● **Given task**: Gather all lines from the material that contain the word "Schmidt".

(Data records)
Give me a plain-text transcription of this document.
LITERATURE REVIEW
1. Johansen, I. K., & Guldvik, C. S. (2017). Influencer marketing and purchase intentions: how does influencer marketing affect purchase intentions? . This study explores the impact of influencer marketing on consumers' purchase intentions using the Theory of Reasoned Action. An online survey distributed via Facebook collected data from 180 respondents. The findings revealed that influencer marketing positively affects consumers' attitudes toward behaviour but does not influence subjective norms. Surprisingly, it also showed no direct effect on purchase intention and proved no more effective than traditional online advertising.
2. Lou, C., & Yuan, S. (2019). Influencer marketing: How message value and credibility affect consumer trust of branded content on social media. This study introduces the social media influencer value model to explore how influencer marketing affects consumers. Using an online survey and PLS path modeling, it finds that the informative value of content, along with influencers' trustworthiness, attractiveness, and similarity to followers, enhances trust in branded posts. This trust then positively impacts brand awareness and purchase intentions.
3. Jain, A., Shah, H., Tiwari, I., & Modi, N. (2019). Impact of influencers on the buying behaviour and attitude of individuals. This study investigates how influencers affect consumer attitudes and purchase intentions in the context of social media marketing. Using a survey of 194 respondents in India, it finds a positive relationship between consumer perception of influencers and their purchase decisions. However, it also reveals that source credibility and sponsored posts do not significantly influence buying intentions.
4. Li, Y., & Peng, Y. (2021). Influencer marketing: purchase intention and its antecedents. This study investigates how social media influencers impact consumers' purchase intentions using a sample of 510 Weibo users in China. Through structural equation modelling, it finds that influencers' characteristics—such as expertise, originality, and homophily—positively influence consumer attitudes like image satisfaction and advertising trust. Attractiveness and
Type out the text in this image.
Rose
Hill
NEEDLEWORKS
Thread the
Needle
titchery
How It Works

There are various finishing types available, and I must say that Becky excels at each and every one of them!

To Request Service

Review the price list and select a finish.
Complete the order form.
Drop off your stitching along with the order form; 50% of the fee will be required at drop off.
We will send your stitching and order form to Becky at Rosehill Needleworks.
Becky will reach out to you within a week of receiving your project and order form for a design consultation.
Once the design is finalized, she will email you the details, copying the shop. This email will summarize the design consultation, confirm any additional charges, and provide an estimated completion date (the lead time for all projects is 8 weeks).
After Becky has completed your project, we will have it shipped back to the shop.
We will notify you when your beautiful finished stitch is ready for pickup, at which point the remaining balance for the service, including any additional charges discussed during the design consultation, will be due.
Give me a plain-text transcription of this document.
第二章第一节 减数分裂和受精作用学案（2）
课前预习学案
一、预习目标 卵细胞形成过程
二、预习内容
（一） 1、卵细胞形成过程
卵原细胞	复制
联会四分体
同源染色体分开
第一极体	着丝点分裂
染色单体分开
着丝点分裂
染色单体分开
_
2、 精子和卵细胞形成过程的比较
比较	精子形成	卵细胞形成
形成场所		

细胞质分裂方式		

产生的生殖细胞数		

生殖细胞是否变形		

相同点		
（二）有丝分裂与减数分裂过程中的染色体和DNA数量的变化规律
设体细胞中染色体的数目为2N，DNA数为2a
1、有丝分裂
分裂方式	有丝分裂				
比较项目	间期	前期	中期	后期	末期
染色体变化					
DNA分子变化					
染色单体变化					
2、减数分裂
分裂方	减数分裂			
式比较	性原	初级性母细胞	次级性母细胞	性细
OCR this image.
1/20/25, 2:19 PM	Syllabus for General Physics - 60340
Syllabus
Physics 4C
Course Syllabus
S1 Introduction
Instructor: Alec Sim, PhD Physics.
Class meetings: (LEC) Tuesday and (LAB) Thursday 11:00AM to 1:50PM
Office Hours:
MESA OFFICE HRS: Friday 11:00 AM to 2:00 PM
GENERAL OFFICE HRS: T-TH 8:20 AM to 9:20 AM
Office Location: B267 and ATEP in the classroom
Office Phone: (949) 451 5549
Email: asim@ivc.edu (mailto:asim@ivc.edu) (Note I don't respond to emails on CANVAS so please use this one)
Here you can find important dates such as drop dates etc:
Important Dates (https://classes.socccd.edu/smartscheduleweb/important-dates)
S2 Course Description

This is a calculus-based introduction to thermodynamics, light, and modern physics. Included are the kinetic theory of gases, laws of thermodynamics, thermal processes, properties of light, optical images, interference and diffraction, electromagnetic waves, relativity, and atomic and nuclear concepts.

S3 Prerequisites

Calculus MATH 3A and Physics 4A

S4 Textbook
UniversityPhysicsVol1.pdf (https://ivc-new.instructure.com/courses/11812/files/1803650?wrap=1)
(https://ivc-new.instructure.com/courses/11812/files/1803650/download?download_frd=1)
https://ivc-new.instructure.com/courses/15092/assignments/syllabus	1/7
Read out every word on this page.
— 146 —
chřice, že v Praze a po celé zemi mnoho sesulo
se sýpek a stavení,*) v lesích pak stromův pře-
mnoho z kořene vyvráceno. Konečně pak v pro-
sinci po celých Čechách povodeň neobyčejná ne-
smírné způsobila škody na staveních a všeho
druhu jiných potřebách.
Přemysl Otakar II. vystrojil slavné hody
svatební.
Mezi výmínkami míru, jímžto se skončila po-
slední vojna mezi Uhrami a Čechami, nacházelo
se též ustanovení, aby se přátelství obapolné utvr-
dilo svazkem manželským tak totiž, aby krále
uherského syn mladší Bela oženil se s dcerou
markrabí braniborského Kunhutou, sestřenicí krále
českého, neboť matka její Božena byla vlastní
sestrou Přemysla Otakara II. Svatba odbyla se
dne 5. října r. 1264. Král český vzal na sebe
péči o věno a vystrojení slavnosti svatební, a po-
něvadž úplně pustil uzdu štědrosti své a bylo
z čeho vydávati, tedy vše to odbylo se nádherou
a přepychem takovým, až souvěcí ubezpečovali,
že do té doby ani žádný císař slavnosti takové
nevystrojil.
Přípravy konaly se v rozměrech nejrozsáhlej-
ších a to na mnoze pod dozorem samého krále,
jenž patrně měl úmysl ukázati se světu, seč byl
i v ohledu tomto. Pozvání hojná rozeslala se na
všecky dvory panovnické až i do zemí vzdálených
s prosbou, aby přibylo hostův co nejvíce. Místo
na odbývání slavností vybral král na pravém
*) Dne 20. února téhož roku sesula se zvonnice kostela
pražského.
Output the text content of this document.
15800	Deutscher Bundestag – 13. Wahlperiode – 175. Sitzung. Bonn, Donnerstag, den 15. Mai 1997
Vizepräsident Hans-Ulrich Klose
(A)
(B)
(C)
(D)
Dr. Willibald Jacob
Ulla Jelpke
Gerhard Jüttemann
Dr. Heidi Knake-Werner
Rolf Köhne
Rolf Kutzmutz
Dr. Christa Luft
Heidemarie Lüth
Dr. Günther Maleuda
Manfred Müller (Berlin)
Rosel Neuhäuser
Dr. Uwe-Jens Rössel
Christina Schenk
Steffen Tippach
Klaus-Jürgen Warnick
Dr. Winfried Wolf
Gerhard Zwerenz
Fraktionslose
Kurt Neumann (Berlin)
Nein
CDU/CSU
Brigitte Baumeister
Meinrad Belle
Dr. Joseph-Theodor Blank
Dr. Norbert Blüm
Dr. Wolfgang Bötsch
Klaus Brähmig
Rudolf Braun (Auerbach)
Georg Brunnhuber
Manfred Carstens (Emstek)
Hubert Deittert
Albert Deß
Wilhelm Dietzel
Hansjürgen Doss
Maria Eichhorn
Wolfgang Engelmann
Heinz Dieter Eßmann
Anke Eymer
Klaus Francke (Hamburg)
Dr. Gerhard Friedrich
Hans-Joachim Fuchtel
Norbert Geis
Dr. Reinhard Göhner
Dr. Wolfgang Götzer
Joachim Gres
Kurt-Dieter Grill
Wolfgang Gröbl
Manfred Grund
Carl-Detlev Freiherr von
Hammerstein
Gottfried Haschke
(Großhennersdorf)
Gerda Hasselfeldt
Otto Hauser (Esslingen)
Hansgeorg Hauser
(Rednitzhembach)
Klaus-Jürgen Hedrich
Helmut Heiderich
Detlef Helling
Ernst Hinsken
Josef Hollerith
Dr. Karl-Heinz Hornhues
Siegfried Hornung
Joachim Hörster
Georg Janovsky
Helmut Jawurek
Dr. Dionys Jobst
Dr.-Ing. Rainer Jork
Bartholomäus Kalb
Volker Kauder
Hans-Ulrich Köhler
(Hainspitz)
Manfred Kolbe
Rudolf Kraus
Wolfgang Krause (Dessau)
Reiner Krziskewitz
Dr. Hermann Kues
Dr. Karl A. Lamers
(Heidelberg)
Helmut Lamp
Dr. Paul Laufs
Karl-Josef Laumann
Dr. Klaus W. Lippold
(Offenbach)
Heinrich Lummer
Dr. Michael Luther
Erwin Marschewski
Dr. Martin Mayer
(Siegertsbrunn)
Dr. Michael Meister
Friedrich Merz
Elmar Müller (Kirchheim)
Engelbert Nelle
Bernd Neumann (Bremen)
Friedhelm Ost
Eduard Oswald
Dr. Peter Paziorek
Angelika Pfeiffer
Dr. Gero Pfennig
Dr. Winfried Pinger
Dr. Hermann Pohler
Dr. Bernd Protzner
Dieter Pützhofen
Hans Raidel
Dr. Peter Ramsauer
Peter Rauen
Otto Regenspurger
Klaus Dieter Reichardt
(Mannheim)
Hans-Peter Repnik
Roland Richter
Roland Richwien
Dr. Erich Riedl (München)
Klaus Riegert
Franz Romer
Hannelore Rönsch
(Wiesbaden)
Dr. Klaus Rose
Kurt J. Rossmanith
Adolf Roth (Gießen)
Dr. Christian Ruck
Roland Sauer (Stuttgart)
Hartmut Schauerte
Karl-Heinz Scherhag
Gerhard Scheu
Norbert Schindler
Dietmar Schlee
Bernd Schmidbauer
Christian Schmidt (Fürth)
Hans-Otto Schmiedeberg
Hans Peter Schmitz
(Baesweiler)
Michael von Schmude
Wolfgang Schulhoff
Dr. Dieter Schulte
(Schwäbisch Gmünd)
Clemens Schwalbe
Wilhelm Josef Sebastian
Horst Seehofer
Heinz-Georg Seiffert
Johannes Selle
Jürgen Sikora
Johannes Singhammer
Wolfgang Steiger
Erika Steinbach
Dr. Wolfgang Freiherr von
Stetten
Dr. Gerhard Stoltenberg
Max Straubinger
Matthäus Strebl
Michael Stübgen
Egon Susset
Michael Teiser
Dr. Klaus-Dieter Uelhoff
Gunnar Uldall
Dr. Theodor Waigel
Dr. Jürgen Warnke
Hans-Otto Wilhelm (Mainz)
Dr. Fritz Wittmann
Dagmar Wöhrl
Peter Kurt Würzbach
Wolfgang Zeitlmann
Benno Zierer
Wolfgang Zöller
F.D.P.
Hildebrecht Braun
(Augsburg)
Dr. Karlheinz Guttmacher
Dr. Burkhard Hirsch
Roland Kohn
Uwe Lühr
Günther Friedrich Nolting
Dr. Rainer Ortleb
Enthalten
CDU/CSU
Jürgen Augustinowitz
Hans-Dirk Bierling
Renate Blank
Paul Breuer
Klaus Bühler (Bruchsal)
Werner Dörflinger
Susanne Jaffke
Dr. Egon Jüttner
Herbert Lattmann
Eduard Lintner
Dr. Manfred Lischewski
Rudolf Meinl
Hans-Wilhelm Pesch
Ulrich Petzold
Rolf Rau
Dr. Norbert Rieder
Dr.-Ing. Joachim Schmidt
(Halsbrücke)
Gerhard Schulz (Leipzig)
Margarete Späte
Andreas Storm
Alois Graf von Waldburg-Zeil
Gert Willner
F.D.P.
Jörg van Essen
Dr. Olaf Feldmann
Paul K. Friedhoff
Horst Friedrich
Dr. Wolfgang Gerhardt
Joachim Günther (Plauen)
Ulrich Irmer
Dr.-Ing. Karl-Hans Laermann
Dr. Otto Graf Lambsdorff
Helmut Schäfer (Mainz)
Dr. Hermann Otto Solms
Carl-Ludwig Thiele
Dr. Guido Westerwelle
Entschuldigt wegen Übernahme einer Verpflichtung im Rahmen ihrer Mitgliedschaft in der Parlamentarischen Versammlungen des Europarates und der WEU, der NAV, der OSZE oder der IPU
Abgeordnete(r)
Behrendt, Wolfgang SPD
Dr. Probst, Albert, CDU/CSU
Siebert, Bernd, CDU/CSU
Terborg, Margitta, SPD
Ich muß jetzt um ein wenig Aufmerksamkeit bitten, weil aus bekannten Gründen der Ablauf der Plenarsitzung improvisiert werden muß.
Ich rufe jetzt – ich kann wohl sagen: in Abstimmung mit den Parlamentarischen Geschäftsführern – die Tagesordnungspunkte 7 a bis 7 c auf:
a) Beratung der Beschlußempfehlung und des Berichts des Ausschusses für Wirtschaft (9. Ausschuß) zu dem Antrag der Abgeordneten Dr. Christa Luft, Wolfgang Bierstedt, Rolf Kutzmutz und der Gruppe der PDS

● **Answer to the exercise**:
Christian Schmidt (Fürth)
Dr.-Ing. Joachim Schmidt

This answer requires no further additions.